### What needs to be done
Reproduce every one of the following lines verbatim, keeping them in the order given.
── Rows ──
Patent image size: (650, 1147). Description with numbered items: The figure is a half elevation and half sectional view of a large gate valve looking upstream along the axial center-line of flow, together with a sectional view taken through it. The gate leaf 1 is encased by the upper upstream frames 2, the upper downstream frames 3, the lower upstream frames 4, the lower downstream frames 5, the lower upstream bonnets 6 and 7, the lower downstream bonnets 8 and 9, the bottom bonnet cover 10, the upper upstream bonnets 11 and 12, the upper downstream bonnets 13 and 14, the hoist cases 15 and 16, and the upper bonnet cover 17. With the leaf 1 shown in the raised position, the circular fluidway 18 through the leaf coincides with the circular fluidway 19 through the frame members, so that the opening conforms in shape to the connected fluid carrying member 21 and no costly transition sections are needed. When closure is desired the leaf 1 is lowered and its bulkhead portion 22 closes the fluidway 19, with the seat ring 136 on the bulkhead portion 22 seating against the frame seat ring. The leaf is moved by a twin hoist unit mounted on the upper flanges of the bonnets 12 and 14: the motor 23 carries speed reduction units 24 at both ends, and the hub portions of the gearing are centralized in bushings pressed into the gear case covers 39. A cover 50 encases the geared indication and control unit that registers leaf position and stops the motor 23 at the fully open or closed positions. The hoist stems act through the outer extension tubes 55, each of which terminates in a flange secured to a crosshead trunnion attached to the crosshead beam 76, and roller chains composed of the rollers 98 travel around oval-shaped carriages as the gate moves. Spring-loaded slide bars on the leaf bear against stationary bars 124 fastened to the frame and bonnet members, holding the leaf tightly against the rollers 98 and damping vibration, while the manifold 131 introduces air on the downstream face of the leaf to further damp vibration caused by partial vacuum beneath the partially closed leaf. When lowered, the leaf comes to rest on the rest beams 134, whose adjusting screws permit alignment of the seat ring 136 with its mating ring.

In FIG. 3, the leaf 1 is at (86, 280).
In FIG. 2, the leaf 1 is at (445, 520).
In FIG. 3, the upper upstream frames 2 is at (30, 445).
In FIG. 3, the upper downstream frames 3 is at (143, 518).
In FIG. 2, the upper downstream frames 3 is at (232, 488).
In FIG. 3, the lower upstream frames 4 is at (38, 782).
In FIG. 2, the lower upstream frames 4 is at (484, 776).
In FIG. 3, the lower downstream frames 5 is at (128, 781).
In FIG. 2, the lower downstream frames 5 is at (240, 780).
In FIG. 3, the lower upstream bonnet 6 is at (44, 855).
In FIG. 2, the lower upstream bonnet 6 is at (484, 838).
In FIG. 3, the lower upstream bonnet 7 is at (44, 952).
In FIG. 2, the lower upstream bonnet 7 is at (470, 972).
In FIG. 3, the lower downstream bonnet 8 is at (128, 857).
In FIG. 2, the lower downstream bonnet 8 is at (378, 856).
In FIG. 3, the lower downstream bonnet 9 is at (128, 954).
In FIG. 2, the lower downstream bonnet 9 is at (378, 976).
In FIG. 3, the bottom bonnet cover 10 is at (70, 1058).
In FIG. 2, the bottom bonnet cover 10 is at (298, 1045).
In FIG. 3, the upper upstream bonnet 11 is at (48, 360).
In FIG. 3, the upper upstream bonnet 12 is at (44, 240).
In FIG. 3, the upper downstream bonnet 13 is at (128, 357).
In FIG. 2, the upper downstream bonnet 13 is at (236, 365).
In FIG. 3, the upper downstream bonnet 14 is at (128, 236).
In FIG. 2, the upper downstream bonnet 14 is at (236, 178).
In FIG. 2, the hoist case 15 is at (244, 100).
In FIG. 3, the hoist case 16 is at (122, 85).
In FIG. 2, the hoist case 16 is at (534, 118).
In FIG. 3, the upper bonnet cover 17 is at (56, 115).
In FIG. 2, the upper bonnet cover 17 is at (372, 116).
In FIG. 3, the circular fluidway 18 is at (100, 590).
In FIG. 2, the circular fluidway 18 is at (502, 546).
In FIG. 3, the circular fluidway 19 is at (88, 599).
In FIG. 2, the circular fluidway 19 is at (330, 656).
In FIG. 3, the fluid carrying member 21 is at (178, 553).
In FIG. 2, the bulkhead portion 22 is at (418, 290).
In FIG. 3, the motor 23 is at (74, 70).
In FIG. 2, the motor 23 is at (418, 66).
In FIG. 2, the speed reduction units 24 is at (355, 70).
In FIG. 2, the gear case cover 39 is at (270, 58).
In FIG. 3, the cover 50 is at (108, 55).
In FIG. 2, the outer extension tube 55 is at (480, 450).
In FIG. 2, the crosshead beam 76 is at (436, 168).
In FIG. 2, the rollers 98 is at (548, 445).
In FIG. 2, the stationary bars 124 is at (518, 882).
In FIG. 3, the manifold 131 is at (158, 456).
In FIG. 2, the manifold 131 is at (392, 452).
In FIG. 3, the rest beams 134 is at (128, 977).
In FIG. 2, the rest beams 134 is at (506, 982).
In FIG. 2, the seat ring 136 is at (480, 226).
───
### Solution for this task
Patent image size: (650, 1147). Description with numbered items: The figure is a half elevation and half sectional view of a large gate valve looking upstream along the axial center-line of flow, together with a sectional view taken through it. The gate leaf 1 is encased by the upper upstream frames 2, the upper downstream frames 3, the lower upstream frames 4, the lower downstream frames 5, the lower upstream bonnets 6 and 7, the lower downstream bonnets 8 and 9, the bottom bonnet cover 10, the upper upstream bonnets 11 and 12, the upper downstream bonnets 13 and 14, the hoist cases 15 and 16, and the upper bonnet cover 17. With the leaf 1 shown in the raised position, the circular fluidway 18 through the leaf coincides with the circular fluidway 19 through the frame members, so that the opening conforms in shape to the connected fluid carrying member 21 and no costly transition sections are needed. When closure is desired the leaf 1 is lowered and its bulkhead portion 22 closes the fluidway 19, with the seat ring 136 on the bulkhead portion 22 seating against the frame seat ring. The leaf is moved by a twin hoist unit mounted on the upper flanges of the bonnets 12 and 14: the motor 23 carries speed reduction units 24 at both ends, and the hub portions of the gearing are centralized in bushings pressed into the gear case covers 39. A cover 50 encases the geared indication and control unit that registers leaf position and stops the motor 23 at the fully open or closed positions. The hoist stems act through the outer extension tubes 55, each of which terminates in a flange secured to a crosshead trunnion attached to the crosshead beam 76, and roller chains composed of the rollers 98 travel around oval-shaped carriages as the gate moves. Spring-loaded slide bars on the leaf bear against stationary bars 124 fastened to the frame and bonnet members, holding the leaf tightly against the rollers 98 and damping vibration, while the manifold 131 introduces air on the downstream face of the leaf to further damp vibration caused by partial vacuum beneath the partially closed leaf. When lowered, the leaf comes to rest on the rest beams 134, whose adjusting screws permit alignment of the seat ring 136 with its mating ring.

In FIG. 3, the leaf 1 is at (86, 280).
In FIG. 2, the leaf 1 is at (445, 520).
In FIG. 3, the upper upstream frames 2 is at (30, 445).
In FIG. 3, the upper downstream frames 3 is at (143, 518).
In FIG. 2, the upper downstream frames 3 is at (232, 488).
In FIG. 3, the lower upstream frames 4 is at (38, 782).
In FIG. 2, the lower upstream frames 4 is at (484, 776).
In FIG. 3, the lower downstream frames 5 is at (128, 781).
In FIG. 2, the lower downstream frames 5 is at (240, 780).
In FIG. 3, the lower upstream bonnet 6 is at (44, 855).
In FIG. 2, the lower upstream bonnet 6 is at (484, 838).
In FIG. 3, the lower upstream bonnet 7 is at (44, 952).
In FIG. 2, the lower upstream bonnet 7 is at (470, 972).
In FIG. 3, the lower downstream bonnet 8 is at (128, 857).
In FIG. 2, the lower downstream bonnet 8 is at (378, 856).
In FIG. 3, the lower downstream bonnet 9 is at (128, 954).
In FIG. 2, the lower downstream bonnet 9 is at (378, 976).
In FIG. 3, the bottom bonnet cover 10 is at (70, 1058).
In FIG. 2, the bottom bonnet cover 10 is at (298, 1045).
In FIG. 3, the upper upstream bonnet 11 is at (48, 360).
In FIG. 3, the upper upstream bonnet 12 is at (44, 240).
In FIG. 3, the upper downstream bonnet 13 is at (128, 357).
In FIG. 2, the upper downstream bonnet 13 is at (236, 365).
In FIG. 3, the upper downstream bonnet 14 is at (128, 236).
In FIG. 2, the upper downstream bonnet 14 is at (236, 178).
In FIG. 2, the hoist case 15 is at (244, 100).
In FIG. 3, the hoist case 16 is at (122, 85).
In FIG. 2, the hoist case 16 is at (534, 118).
In FIG. 3, the upper bonnet cover 17 is at (56, 115).
In FIG. 2, the upper bonnet cover 17 is at (372, 116).
In FIG. 3, the circular fluidway 18 is at (100, 590).
In FIG. 2, the circular fluidway 18 is at (502, 546).
In FIG. 3, the circular fluidway 19 is at (88, 599).
In FIG. 2, the circular fluidway 19 is at (330, 656).
In FIG. 3, the fluid carrying member 21 is at (178, 553).
In FIG. 2, the bulkhead portion 22 is at (418, 290).
In FIG. 3, the motor 23 is at (74, 70).
In FIG. 2, the motor 23 is at (418, 66).
In FIG. 2, the speed reduction units 24 is at (355, 70).
In FIG. 2, the gear case cover 39 is at (270, 58).
In FIG. 3, the cover 50 is at (108, 55).
In FIG. 2, the outer extension tube 55 is at (480, 450).
In FIG. 2, the crosshead beam 76 is at (436, 168).
In FIG. 2, the rollers 98 is at (548, 445).
In FIG. 2, the stationary bars 124 is at (518, 882).
In FIG. 3, the manifold 131 is at (158, 456).
In FIG. 2, the manifold 131 is at (392, 452).
In FIG. 3, the rest beams 134 is at (128, 977).
In FIG. 2, the rest beams 134 is at (506, 982).
In FIG. 2, the seat ring 136 is at (480, 226).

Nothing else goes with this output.